Copy the entries word for word, from the first line through the line containing "intro-line-2-post: With Many", including both of those lines.

> _Records provided_
* * *

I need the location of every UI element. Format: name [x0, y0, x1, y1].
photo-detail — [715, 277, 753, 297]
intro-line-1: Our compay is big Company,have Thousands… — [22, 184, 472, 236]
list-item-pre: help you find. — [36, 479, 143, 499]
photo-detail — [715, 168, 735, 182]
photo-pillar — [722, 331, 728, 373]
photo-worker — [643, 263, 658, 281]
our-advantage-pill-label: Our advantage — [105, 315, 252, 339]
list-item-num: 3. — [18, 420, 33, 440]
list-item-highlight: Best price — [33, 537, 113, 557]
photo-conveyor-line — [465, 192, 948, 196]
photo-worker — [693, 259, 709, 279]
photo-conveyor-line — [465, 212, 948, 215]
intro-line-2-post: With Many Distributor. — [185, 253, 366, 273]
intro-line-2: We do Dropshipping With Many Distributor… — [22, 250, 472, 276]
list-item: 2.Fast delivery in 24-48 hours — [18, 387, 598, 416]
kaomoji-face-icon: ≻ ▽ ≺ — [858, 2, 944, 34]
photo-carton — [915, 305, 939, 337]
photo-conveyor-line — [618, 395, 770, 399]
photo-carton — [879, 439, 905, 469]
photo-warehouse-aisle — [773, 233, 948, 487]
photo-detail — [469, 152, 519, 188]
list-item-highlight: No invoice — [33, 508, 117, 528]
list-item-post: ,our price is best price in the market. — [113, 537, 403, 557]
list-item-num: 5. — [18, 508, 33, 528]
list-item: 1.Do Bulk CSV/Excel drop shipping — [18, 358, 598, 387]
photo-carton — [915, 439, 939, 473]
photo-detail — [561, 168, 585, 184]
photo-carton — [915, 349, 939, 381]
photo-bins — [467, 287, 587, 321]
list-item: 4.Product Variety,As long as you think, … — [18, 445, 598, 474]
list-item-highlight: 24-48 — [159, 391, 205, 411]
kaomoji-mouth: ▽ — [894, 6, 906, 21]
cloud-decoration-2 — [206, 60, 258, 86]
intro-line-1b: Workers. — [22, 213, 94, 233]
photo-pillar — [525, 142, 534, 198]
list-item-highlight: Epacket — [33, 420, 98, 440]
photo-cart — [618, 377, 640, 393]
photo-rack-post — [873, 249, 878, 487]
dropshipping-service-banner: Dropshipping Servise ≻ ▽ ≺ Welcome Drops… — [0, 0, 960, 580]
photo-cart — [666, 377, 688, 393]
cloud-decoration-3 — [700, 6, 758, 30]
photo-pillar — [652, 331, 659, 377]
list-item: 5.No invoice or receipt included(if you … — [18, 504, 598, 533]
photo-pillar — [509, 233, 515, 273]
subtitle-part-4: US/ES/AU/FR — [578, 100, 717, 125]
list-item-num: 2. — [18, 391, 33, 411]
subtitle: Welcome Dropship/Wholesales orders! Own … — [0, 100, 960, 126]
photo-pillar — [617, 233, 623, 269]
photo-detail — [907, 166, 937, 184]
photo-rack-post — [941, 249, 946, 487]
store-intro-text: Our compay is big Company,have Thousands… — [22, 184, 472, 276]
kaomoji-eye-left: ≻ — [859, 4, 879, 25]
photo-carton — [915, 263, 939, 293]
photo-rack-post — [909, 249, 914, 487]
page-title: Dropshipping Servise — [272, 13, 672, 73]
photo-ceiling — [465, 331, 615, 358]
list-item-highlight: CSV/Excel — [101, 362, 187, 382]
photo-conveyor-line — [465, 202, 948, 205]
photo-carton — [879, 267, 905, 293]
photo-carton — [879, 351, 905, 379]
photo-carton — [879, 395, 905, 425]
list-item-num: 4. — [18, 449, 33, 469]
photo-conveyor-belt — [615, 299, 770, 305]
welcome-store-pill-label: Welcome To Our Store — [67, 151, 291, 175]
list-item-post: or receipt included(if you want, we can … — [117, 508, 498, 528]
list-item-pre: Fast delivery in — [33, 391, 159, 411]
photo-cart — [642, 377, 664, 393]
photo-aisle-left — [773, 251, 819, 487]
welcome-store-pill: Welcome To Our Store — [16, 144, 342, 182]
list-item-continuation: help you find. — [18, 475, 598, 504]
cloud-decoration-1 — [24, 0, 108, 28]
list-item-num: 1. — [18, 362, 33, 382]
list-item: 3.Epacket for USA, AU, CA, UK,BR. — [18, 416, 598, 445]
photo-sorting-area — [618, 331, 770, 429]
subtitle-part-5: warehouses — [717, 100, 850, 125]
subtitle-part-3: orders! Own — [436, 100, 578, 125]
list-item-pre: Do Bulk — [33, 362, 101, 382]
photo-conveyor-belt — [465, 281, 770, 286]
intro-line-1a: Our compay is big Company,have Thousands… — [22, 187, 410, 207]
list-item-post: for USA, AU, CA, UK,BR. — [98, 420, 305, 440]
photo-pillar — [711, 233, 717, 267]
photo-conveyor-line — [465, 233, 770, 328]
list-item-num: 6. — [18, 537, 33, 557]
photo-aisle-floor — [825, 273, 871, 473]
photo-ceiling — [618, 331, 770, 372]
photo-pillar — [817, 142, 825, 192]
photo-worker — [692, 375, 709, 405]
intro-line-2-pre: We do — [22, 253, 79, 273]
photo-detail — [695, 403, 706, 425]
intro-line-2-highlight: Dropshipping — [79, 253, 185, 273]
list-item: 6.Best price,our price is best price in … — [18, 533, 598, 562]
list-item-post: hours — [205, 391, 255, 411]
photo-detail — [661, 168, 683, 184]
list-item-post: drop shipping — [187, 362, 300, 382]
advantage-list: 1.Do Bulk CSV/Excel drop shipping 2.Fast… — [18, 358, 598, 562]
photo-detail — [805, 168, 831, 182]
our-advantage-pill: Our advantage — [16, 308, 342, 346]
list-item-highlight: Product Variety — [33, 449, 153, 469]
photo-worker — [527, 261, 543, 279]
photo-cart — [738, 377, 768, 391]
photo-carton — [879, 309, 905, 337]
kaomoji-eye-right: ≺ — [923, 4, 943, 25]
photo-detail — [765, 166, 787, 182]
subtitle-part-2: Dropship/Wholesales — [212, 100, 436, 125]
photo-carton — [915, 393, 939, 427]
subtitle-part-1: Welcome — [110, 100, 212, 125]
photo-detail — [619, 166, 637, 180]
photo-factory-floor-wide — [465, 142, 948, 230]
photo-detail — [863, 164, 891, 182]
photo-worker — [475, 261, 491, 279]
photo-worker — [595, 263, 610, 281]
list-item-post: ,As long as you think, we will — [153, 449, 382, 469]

* * *

> _Solution to this exercise_
I need the location of every UI element. Format: name [x0, y0, x1, y1].
photo-detail — [715, 277, 753, 297]
intro-line-1: Our compay is big Company,have Thousands… — [22, 184, 472, 236]
list-item-pre: help you find. — [36, 479, 143, 499]
photo-detail — [715, 168, 735, 182]
photo-pillar — [722, 331, 728, 373]
photo-worker — [643, 263, 658, 281]
our-advantage-pill-label: Our advantage — [105, 315, 252, 339]
list-item-num: 3. — [18, 420, 33, 440]
list-item-highlight: Best price — [33, 537, 113, 557]
photo-conveyor-line — [465, 192, 948, 196]
photo-worker — [693, 259, 709, 279]
photo-conveyor-line — [465, 212, 948, 215]
intro-line-2-post: With Many Distributor. — [185, 253, 366, 273]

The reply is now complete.